Items from a figure collection =
## START

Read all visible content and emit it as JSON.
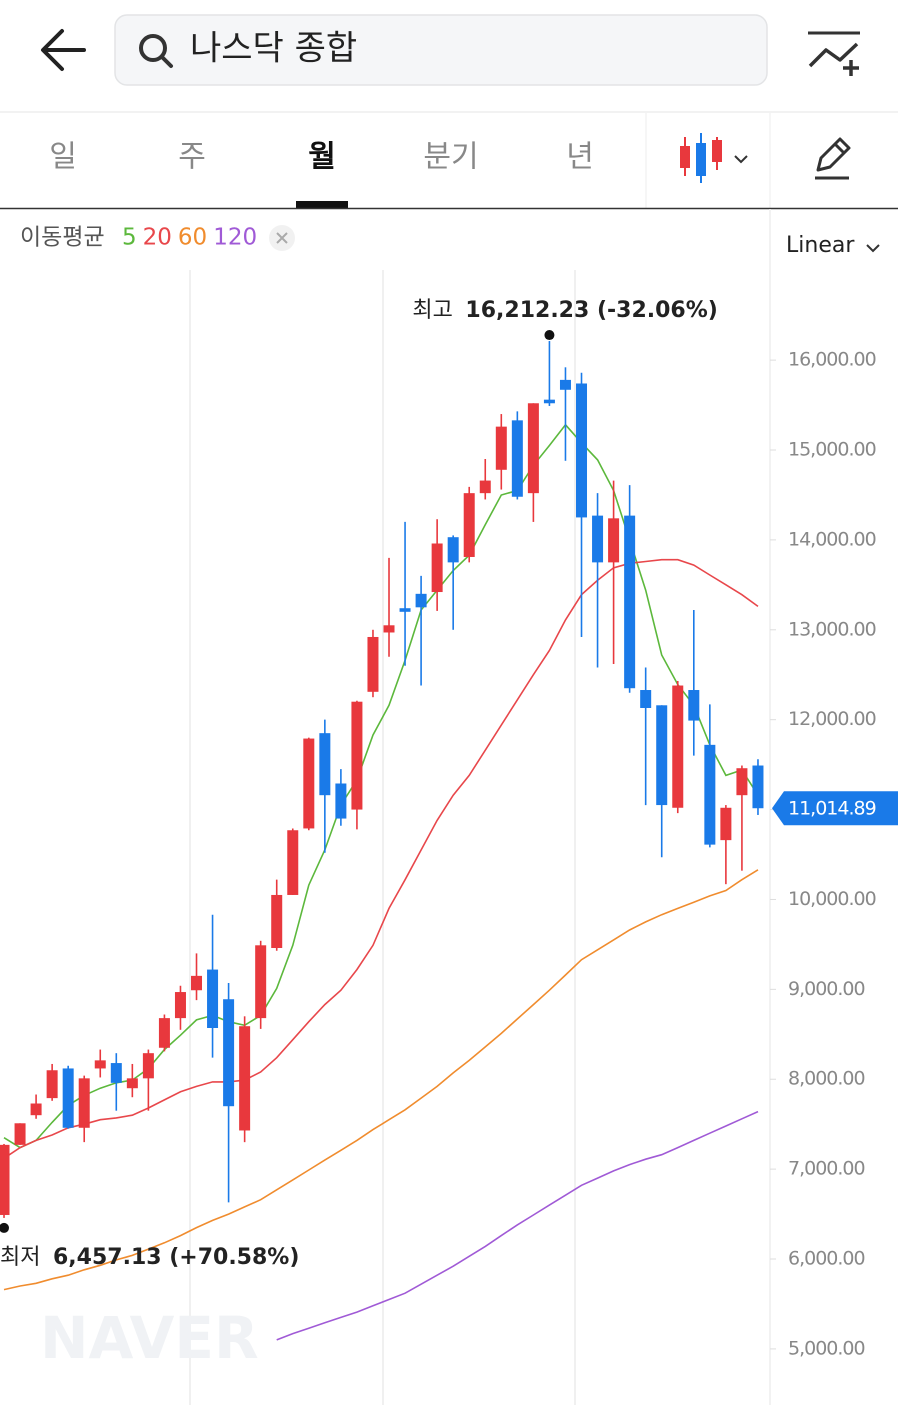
{
  "header": {
    "search_text": "나스닥 종합"
  },
  "tabs": {
    "labels": [
      "일",
      "주",
      "월",
      "분기",
      "년"
    ],
    "active": 2
  },
  "indicator_label": "이동평균",
  "scale_label": "Linear",
  "watermark": "NAVER",
  "chart_data": {
    "type": "candlestick",
    "up_color": "#e8383d",
    "down_color": "#1a7ae8",
    "ylim": [
      4376,
      17670
    ],
    "yticks": [
      {
        "value": 16000,
        "label": "16,000.00"
      },
      {
        "value": 15000,
        "label": "15,000.00"
      },
      {
        "value": 14000,
        "label": "14,000.00"
      },
      {
        "value": 13000,
        "label": "13,000.00"
      },
      {
        "value": 12000,
        "label": "12,000.00"
      },
      {
        "value": 11000,
        "label": "11,000.00"
      },
      {
        "value": 10000,
        "label": "10,000.00"
      },
      {
        "value": 9000,
        "label": "9,000.00"
      },
      {
        "value": 8000,
        "label": "8,000.00"
      },
      {
        "value": 7000,
        "label": "7,000.00"
      },
      {
        "value": 6000,
        "label": "6,000.00"
      },
      {
        "value": 5000,
        "label": "5,000.00"
      }
    ],
    "candles": {
      "open": [
        6490,
        7270,
        7600,
        7790,
        8120,
        7460,
        8120,
        8180,
        7900,
        8010,
        8350,
        8680,
        8990,
        9220,
        8890,
        7430,
        8680,
        9460,
        10050,
        10790,
        11850,
        11290,
        11000,
        12310,
        12970,
        13240,
        13400,
        13420,
        14030,
        13810,
        14520,
        14780,
        15330,
        14520,
        15560,
        15780,
        15740,
        14270,
        13750,
        14270,
        12330,
        12160,
        11020,
        12330,
        11720,
        10660,
        11160,
        11490
      ],
      "high": [
        7280,
        7510,
        7830,
        8170,
        8150,
        8040,
        8330,
        8290,
        8170,
        8330,
        8720,
        9040,
        9400,
        9830,
        9070,
        8700,
        9540,
        10220,
        10790,
        11800,
        12000,
        11450,
        12210,
        13000,
        13800,
        14200,
        13600,
        14230,
        14050,
        14590,
        14900,
        15400,
        15430,
        15520,
        16212.23,
        15920,
        15860,
        14520,
        14660,
        14610,
        12580,
        12160,
        12430,
        13220,
        12170,
        11050,
        11490,
        11560
      ],
      "low": [
        6457.13,
        7270,
        7560,
        7760,
        7450,
        7300,
        8020,
        7650,
        7800,
        7650,
        8310,
        8550,
        8880,
        8240,
        6630,
        7300,
        8560,
        9430,
        10050,
        10770,
        10520,
        10820,
        10780,
        12250,
        12700,
        12600,
        12380,
        13210,
        13000,
        13750,
        14450,
        14560,
        14450,
        14200,
        15490,
        14880,
        12920,
        12580,
        12620,
        12300,
        11050,
        10470,
        10960,
        11600,
        10580,
        10170,
        10320,
        10940
      ],
      "close": [
        7270,
        7510,
        7730,
        8100,
        7460,
        8010,
        8210,
        7960,
        8010,
        8290,
        8680,
        8970,
        9150,
        8570,
        7700,
        8590,
        9490,
        10050,
        10770,
        11790,
        11160,
        10900,
        12200,
        12920,
        13050,
        13200,
        13250,
        13960,
        13750,
        14520,
        14660,
        15260,
        14480,
        15520,
        15520,
        15670,
        14250,
        13750,
        14240,
        12350,
        12130,
        11050,
        12380,
        11990,
        10610,
        11020,
        11460,
        11014.89
      ]
    },
    "series": [
      {
        "name": "5",
        "color": "#5cb83c",
        "values": [
          7350,
          7240,
          7320,
          7520,
          7710,
          7820,
          7900,
          7960,
          7990,
          8120,
          8330,
          8490,
          8660,
          8710,
          8640,
          8600,
          8710,
          9010,
          9490,
          10160,
          10550,
          11050,
          11330,
          11830,
          12160,
          12660,
          13220,
          13440,
          13660,
          13830,
          14170,
          14500,
          14550,
          14830,
          15050,
          15280,
          15080,
          14890,
          14550,
          14000,
          13440,
          12720,
          12390,
          12160,
          11720,
          11380,
          11440,
          11160
        ]
      },
      {
        "name": "20",
        "color": "#e8474b",
        "values": [
          7120,
          7240,
          7320,
          7380,
          7460,
          7500,
          7550,
          7570,
          7600,
          7680,
          7770,
          7860,
          7920,
          7970,
          7970,
          7990,
          8080,
          8240,
          8440,
          8640,
          8830,
          8990,
          9220,
          9490,
          9900,
          10220,
          10550,
          10880,
          11160,
          11380,
          11660,
          11940,
          12220,
          12500,
          12770,
          13110,
          13390,
          13550,
          13690,
          13740,
          13760,
          13780,
          13780,
          13720,
          13610,
          13500,
          13390,
          13260
        ]
      },
      {
        "name": "60",
        "color": "#f08c2e",
        "values": [
          5660,
          5700,
          5730,
          5780,
          5820,
          5880,
          5930,
          5990,
          6040,
          6110,
          6180,
          6260,
          6350,
          6430,
          6500,
          6580,
          6660,
          6770,
          6880,
          6990,
          7100,
          7210,
          7320,
          7440,
          7550,
          7660,
          7790,
          7920,
          8070,
          8210,
          8360,
          8510,
          8670,
          8830,
          8990,
          9160,
          9330,
          9440,
          9550,
          9660,
          9750,
          9830,
          9900,
          9970,
          10040,
          10100,
          10220,
          10330
        ]
      },
      {
        "name": "120",
        "color": "#a05ad6",
        "values": [
          null,
          null,
          null,
          null,
          null,
          null,
          null,
          null,
          null,
          null,
          null,
          null,
          null,
          null,
          null,
          null,
          null,
          5100,
          5170,
          5230,
          5290,
          5350,
          5410,
          5480,
          5550,
          5620,
          5720,
          5820,
          5920,
          6030,
          6140,
          6260,
          6380,
          6490,
          6600,
          6710,
          6820,
          6900,
          6980,
          7050,
          7110,
          7160,
          7240,
          7320,
          7400,
          7480,
          7560,
          7640
        ]
      }
    ],
    "annotations": {
      "high": {
        "label": "최고",
        "text": "16,212.23 (-32.06%)",
        "index": 34
      },
      "low": {
        "label": "최저",
        "text": "6,457.13 (+70.58%)",
        "index": 0
      }
    },
    "last_price": {
      "value": 11014.89,
      "label": "11,014.89"
    }
  }
}
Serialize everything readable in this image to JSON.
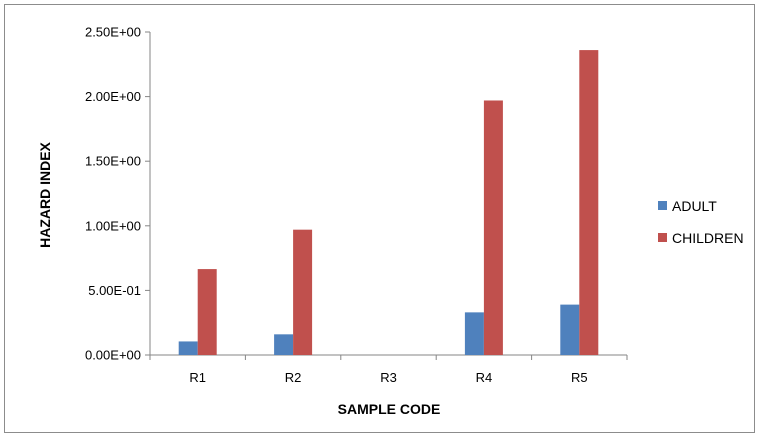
{
  "chart_data": {
    "type": "bar",
    "categories": [
      "R1",
      "R2",
      "R3",
      "R4",
      "R5"
    ],
    "series": [
      {
        "name": "ADULT",
        "values": [
          0.105,
          0.16,
          0,
          0.33,
          0.39
        ],
        "color": "#4F81BD"
      },
      {
        "name": "CHILDREN",
        "values": [
          0.665,
          0.97,
          0,
          1.97,
          2.36
        ],
        "color": "#C0504D"
      }
    ],
    "title": "",
    "xlabel": "SAMPLE CODE",
    "ylabel": "HAZARD INDEX",
    "ylim": [
      0,
      2.5
    ],
    "yticks": [
      {
        "value": 0,
        "label": "0.00E+00"
      },
      {
        "value": 0.5,
        "label": "5.00E-01"
      },
      {
        "value": 1.0,
        "label": "1.00E+00"
      },
      {
        "value": 1.5,
        "label": "1.50E+00"
      },
      {
        "value": 2.0,
        "label": "2.00E+00"
      },
      {
        "value": 2.5,
        "label": "2.50E+00"
      }
    ],
    "grid": false,
    "legend_position": "right"
  }
}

## END

Exercise goal =
Set down the records in full and exactly. Do not carry over any image.

Response =
Read all visible content and emit it as JSON.
{
  "header": {
    "search_text": "나스닥 종합"
  },
  "tabs": {
    "labels": [
      "일",
      "주",
      "월",
      "분기",
      "년"
    ],
    "active": 2
  },
  "indicator_label": "이동평균",
  "scale_label": "Linear",
  "watermark": "NAVER",
  "chart_data": {
    "type": "candlestick",
    "up_color": "#e8383d",
    "down_color": "#1a7ae8",
    "ylim": [
      4376,
      17670
    ],
    "yticks": [
      {
        "value": 16000,
        "label": "16,000.00"
      },
      {
        "value": 15000,
        "label": "15,000.00"
      },
      {
        "value": 14000,
        "label": "14,000.00"
      },
      {
        "value": 13000,
        "label": "13,000.00"
      },
      {
        "value": 12000,
        "label": "12,000.00"
      },
      {
        "value": 11000,
        "label": "11,000.00"
      },
      {
        "value": 10000,
        "label": "10,000.00"
      },
      {
        "value": 9000,
        "label": "9,000.00"
      },
      {
        "value": 8000,
        "label": "8,000.00"
      },
      {
        "value": 7000,
        "label": "7,000.00"
      },
      {
        "value": 6000,
        "label": "6,000.00"
      },
      {
        "value": 5000,
        "label": "5,000.00"
      }
    ],
    "candles": {
      "open": [
        6490,
        7270,
        7600,
        7790,
        8120,
        7460,
        8120,
        8180,
        7900,
        8010,
        8350,
        8680,
        8990,
        9220,
        8890,
        7430,
        8680,
        9460,
        10050,
        10790,
        11850,
        11290,
        11000,
        12310,
        12970,
        13240,
        13400,
        13420,
        14030,
        13810,
        14520,
        14780,
        15330,
        14520,
        15560,
        15780,
        15740,
        14270,
        13750,
        14270,
        12330,
        12160,
        11020,
        12330,
        11720,
        10660,
        11160,
        11490
      ],
      "high": [
        7280,
        7510,
        7830,
        8170,
        8150,
        8040,
        8330,
        8290,
        8170,
        8330,
        8720,
        9040,
        9400,
        9830,
        9070,
        8700,
        9540,
        10220,
        10790,
        11800,
        12000,
        11450,
        12210,
        13000,
        13800,
        14200,
        13600,
        14230,
        14050,
        14590,
        14900,
        15400,
        15430,
        15520,
        16212.23,
        15920,
        15860,
        14520,
        14660,
        14610,
        12580,
        12160,
        12430,
        13220,
        12170,
        11050,
        11490,
        11560
      ],
      "low": [
        6457.13,
        7270,
        7560,
        7760,
        7450,
        7300,
        8020,
        7650,
        7800,
        7650,
        8310,
        8550,
        8880,
        8240,
        6630,
        7300,
        8560,
        9430,
        10050,
        10770,
        10520,
        10820,
        10780,
        12250,
        12700,
        12600,
        12380,
        13210,
        13000,
        13750,
        14450,
        14560,
        14450,
        14200,
        15490,
        14880,
        12920,
        12580,
        12620,
        12300,
        11050,
        10470,
        10960,
        11600,
        10580,
        10170,
        10320,
        10940
      ],
      "close": [
        7270,
        7510,
        7730,
        8100,
        7460,
        8010,
        8210,
        7960,
        8010,
        8290,
        8680,
        8970,
        9150,
        8570,
        7700,
        8590,
        9490,
        10050,
        10770,
        11790,
        11160,
        10900,
        12200,
        12920,
        13050,
        13200,
        13250,
        13960,
        13750,
        14520,
        14660,
        15260,
        14480,
        15520,
        15520,
        15670,
        14250,
        13750,
        14240,
        12350,
        12130,
        11050,
        12380,
        11990,
        10610,
        11020,
        11460,
        11014.89
      ]
    },
    "series": [
      {
        "name": "5",
        "color": "#5cb83c",
        "values": [
          7350,
          7240,
          7320,
          7520,
          7710,
          7820,
          7900,
          7960,
          7990,
          8120,
          8330,
          8490,
          8660,
          8710,
          8640,
          8600,
          8710,
          9010,
          9490,
          10160,
          10550,
          11050,
          11330,
          11830,
          12160,
          12660,
          13220,
          13440,
          13660,
          13830,
          14170,
          14500,
          14550,
          14830,
          15050,
          15280,
          15080,
          14890,
          14550,
          14000,
          13440,
          12720,
          12390,
          12160,
          11720,
          11380,
          11440,
          11160
        ]
      },
      {
        "name": "20",
        "color": "#e8474b",
        "values": [
          7120,
          7240,
          7320,
          7380,
          7460,
          7500,
          7550,
          7570,
          7600,
          7680,
          7770,
          7860,
          7920,
          7970,
          7970,
          7990,
          8080,
          8240,
          8440,
          8640,
          8830,
          8990,
          9220,
          9490,
          9900,
          10220,
          10550,
          10880,
          11160,
          11380,
          11660,
          11940,
          12220,
          12500,
          12770,
          13110,
          13390,
          13550,
          13690,
          13740,
          13760,
          13780,
          13780,
          13720,
          13610,
          13500,
          13390,
          13260
        ]
      },
      {
        "name": "60",
        "color": "#f08c2e",
        "values": [
          5660,
          5700,
          5730,
          5780,
          5820,
          5880,
          5930,
          5990,
          6040,
          6110,
          6180,
          6260,
          6350,
          6430,
          6500,
          6580,
          6660,
          6770,
          6880,
          6990,
          7100,
          7210,
          7320,
          7440,
          7550,
          7660,
          7790,
          7920,
          8070,
          8210,
          8360,
          8510,
          8670,
          8830,
          8990,
          9160,
          9330,
          9440,
          9550,
          9660,
          9750,
          9830,
          9900,
          9970,
          10040,
          10100,
          10220,
          10330
        ]
      },
      {
        "name": "120",
        "color": "#a05ad6",
        "values": [
          null,
          null,
          null,
          null,
          null,
          null,
          null,
          null,
          null,
          null,
          null,
          null,
          null,
          null,
          null,
          null,
          null,
          5100,
          5170,
          5230,
          5290,
          5350,
          5410,
          5480,
          5550,
          5620,
          5720,
          5820,
          5920,
          6030,
          6140,
          6260,
          6380,
          6490,
          6600,
          6710,
          6820,
          6900,
          6980,
          7050,
          7110,
          7160,
          7240,
          7320,
          7400,
          7480,
          7560,
          7640
        ]
      }
    ],
    "annotations": {
      "high": {
        "label": "최고",
        "text": "16,212.23 (-32.06%)",
        "index": 34
      },
      "low": {
        "label": "최저",
        "text": "6,457.13 (+70.58%)",
        "index": 0
      }
    },
    "last_price": {
      "value": 11014.89,
      "label": "11,014.89"
    }
  }
}
Serialize everything readable in this image to JSON.
{
  "chart_data": {
    "type": "bar",
    "categories": [
      "R1",
      "R2",
      "R3",
      "R4",
      "R5"
    ],
    "series": [
      {
        "name": "ADULT",
        "values": [
          0.105,
          0.16,
          0,
          0.33,
          0.39
        ],
        "color": "#4F81BD"
      },
      {
        "name": "CHILDREN",
        "values": [
          0.665,
          0.97,
          0,
          1.97,
          2.36
        ],
        "color": "#C0504D"
      }
    ],
    "title": "",
    "xlabel": "SAMPLE CODE",
    "ylabel": "HAZARD INDEX",
    "ylim": [
      0,
      2.5
    ],
    "yticks": [
      {
        "value": 0,
        "label": "0.00E+00"
      },
      {
        "value": 0.5,
        "label": "5.00E-01"
      },
      {
        "value": 1.0,
        "label": "1.00E+00"
      },
      {
        "value": 1.5,
        "label": "1.50E+00"
      },
      {
        "value": 2.0,
        "label": "2.00E+00"
      },
      {
        "value": 2.5,
        "label": "2.50E+00"
      }
    ],
    "grid": false,
    "legend_position": "right"
  }
}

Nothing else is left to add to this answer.